===== INPUT RECORDS

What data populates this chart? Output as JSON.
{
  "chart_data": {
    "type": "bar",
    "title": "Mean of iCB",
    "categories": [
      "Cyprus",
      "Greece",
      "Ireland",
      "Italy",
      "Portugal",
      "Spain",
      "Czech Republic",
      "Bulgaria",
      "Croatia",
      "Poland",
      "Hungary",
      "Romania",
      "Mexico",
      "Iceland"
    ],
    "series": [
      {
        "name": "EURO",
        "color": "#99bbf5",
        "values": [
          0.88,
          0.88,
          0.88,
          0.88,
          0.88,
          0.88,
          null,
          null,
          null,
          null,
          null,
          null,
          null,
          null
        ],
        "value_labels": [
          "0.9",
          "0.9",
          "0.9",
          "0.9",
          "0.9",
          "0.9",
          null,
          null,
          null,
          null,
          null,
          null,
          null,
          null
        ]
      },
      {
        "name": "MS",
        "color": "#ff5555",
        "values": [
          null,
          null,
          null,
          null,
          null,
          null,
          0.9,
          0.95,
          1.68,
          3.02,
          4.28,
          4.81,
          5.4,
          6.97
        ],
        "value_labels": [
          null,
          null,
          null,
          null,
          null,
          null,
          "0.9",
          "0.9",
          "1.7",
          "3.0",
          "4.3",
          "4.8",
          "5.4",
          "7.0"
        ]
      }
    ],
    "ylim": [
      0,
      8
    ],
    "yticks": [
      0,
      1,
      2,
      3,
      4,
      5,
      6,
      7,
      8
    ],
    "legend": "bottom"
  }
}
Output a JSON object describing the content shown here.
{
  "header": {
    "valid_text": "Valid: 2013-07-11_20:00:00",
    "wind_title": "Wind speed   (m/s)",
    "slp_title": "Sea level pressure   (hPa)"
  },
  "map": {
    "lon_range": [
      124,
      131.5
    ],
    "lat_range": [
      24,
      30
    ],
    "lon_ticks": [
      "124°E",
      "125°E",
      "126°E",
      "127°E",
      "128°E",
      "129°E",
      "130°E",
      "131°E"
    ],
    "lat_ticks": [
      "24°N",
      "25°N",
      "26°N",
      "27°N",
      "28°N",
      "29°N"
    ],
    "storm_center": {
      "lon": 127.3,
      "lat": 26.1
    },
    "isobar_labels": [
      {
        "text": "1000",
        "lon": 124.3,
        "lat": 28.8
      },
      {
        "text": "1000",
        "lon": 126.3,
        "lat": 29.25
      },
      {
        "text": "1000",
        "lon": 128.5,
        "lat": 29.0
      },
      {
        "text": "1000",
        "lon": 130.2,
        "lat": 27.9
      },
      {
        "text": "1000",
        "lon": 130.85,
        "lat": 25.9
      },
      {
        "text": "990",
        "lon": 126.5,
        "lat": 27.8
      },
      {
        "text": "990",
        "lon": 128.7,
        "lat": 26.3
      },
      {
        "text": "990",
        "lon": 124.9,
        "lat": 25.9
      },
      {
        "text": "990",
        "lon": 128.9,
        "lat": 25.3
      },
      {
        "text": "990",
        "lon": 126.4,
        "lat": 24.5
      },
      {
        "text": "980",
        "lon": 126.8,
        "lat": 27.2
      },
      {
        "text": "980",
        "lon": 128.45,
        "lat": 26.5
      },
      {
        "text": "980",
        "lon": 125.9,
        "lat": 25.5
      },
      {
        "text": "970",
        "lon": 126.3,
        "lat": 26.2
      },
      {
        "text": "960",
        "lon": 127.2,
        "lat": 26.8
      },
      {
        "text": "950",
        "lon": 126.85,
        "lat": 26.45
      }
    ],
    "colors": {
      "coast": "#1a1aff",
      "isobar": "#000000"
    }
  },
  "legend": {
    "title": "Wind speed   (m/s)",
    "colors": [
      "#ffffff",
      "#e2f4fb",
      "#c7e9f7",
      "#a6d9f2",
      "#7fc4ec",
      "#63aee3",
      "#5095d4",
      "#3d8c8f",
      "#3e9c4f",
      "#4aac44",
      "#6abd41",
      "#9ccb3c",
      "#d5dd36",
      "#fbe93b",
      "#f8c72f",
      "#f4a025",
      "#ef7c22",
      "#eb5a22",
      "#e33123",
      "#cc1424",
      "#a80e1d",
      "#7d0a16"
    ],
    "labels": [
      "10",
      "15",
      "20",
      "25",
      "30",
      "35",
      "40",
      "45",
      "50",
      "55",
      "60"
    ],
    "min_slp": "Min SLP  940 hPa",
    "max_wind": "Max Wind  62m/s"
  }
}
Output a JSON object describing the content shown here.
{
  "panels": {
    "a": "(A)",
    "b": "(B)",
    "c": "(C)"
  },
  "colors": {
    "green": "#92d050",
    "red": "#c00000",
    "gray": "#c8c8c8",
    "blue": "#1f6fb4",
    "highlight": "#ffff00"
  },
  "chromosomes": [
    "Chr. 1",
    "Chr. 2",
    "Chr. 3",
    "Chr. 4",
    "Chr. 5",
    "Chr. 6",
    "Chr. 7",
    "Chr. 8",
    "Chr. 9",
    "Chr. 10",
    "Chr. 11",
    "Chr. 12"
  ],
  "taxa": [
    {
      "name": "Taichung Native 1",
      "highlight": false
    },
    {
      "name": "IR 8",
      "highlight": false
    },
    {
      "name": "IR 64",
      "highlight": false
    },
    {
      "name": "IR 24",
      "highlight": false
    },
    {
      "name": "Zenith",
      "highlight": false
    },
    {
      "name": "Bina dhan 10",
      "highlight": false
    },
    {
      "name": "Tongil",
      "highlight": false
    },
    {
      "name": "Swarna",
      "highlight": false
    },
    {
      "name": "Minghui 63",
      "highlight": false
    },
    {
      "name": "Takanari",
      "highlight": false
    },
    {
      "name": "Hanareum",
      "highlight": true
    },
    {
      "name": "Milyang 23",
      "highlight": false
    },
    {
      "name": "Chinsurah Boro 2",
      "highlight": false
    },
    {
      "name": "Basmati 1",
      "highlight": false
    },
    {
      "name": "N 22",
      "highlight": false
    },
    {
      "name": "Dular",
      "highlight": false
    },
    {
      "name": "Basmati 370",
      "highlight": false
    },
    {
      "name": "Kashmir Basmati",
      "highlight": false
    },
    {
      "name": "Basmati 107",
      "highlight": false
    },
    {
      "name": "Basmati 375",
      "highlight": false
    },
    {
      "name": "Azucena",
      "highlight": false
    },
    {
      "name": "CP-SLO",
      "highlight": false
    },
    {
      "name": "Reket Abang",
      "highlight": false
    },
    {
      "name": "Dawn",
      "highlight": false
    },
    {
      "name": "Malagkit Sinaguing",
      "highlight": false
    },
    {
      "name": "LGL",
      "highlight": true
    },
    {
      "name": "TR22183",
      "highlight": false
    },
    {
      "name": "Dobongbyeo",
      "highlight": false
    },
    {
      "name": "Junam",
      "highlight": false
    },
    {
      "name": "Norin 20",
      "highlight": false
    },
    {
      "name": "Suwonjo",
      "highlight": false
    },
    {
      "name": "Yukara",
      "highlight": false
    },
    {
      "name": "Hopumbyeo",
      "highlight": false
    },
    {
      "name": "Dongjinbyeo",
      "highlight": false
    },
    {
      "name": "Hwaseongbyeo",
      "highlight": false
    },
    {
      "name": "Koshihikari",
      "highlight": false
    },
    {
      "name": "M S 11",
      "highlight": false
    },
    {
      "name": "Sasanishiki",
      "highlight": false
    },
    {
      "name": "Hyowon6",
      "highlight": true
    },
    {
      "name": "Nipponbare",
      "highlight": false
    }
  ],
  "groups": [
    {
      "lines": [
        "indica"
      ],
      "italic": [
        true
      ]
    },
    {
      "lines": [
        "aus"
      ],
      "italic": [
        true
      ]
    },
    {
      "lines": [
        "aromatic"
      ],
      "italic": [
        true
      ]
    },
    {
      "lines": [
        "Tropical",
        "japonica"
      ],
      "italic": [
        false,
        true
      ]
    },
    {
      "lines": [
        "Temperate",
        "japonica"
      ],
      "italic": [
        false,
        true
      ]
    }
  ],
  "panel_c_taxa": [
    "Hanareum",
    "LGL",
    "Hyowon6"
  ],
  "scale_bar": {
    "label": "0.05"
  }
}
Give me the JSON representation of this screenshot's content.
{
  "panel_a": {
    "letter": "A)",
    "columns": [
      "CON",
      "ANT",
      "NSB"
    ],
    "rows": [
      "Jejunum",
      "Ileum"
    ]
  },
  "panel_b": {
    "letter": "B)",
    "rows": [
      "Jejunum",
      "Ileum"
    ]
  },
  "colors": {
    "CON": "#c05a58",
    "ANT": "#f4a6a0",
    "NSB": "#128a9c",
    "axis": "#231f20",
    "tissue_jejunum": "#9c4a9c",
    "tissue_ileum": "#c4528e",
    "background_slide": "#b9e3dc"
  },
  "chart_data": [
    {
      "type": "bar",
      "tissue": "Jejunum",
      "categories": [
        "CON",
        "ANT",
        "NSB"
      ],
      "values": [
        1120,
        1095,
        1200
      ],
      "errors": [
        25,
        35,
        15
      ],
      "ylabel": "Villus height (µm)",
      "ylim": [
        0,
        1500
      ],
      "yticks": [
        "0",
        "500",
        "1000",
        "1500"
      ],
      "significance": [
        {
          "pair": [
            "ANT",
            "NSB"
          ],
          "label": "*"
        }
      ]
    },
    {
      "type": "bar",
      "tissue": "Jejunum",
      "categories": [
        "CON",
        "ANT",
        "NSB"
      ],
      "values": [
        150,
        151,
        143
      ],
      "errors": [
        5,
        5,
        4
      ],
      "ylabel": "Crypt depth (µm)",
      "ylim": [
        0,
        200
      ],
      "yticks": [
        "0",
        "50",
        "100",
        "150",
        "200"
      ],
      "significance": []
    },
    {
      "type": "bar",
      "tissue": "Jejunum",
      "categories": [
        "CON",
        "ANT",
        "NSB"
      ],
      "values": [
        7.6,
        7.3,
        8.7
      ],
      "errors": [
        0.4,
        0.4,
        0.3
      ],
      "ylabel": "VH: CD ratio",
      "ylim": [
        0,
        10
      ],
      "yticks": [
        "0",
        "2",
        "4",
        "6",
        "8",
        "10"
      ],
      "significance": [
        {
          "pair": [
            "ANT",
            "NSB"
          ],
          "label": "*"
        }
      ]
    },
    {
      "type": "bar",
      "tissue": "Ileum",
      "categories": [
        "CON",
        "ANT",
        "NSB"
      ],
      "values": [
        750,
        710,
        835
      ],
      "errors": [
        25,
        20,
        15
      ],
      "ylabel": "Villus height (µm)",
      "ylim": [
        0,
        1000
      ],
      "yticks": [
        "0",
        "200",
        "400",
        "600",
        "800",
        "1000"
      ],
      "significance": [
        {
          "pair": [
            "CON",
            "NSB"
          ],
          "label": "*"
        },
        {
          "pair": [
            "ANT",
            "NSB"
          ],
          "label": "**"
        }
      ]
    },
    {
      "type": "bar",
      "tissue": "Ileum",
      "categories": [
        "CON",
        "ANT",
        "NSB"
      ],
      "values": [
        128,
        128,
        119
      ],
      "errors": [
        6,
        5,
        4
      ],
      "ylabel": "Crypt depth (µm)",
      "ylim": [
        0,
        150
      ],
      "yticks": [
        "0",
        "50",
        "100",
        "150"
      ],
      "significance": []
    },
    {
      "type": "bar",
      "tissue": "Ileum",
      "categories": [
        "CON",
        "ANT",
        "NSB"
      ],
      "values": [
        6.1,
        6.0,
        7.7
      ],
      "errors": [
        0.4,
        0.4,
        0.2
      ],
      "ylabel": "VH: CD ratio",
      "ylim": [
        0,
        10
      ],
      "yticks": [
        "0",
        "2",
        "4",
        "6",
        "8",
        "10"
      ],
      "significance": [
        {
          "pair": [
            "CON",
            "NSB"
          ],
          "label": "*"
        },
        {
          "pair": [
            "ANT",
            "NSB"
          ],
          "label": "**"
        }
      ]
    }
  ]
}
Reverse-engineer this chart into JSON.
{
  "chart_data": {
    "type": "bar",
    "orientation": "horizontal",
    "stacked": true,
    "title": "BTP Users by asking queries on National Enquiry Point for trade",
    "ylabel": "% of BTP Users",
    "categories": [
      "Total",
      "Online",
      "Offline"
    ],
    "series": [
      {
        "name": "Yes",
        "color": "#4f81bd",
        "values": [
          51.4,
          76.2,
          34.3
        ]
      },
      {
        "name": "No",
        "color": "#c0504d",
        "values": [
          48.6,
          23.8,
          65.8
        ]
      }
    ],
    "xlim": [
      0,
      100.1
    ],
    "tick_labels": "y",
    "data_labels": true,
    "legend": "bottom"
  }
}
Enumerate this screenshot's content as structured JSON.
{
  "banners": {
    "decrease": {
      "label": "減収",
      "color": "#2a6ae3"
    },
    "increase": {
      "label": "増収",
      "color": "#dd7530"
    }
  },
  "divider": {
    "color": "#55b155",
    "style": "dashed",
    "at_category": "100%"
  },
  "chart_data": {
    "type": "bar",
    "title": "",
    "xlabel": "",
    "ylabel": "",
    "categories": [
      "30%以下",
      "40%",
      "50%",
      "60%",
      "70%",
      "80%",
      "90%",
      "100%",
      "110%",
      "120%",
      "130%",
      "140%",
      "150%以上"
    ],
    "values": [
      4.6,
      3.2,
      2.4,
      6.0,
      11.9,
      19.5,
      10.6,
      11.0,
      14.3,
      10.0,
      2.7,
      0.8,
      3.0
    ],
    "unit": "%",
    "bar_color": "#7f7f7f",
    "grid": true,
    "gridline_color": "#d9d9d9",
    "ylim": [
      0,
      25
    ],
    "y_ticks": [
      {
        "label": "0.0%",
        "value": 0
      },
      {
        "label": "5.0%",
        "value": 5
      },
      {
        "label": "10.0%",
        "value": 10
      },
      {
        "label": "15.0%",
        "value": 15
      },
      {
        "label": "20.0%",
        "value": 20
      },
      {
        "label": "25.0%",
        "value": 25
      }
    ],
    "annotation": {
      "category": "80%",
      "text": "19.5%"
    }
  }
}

==========

TASK DIRECTIONS –
Give back exactly the lines running from the line containing "Enumerate this screenshot's" through the end of the material above, both included, and nothing beyond them.

EXERCISE RESPONSE –
Enumerate this screenshot's content as structured JSON.
{
  "banners": {
    "decrease": {
      "label": "減収",
      "color": "#2a6ae3"
    },
    "increase": {
      "label": "増収",
      "color": "#dd7530"
    }
  },
  "divider": {
    "color": "#55b155",
    "style": "dashed",
    "at_category": "100%"
  },
  "chart_data": {
    "type": "bar",
    "title": "",
    "xlabel": "",
    "ylabel": "",
    "categories": [
      "30%以下",
      "40%",
      "50%",
      "60%",
      "70%",
      "80%",
      "90%",
      "100%",
      "110%",
      "120%",
      "130%",
      "140%",
      "150%以上"
    ],
    "values": [
      4.6,
      3.2,
      2.4,
      6.0,
      11.9,
      19.5,
      10.6,
      11.0,
      14.3,
      10.0,
      2.7,
      0.8,
      3.0
    ],
    "unit": "%",
    "bar_color": "#7f7f7f",
    "grid": true,
    "gridline_color": "#d9d9d9",
    "ylim": [
      0,
      25
    ],
    "y_ticks": [
      {
        "label": "0.0%",
        "value": 0
      },
      {
        "label": "5.0%",
        "value": 5
      },
      {
        "label": "10.0%",
        "value": 10
      },
      {
        "label": "15.0%",
        "value": 15
      },
      {
        "label": "20.0%",
        "value": 20
      },
      {
        "label": "25.0%",
        "value": 25
      }
    ],
    "annotation": {
      "category": "80%",
      "text": "19.5%"
    }
  }
}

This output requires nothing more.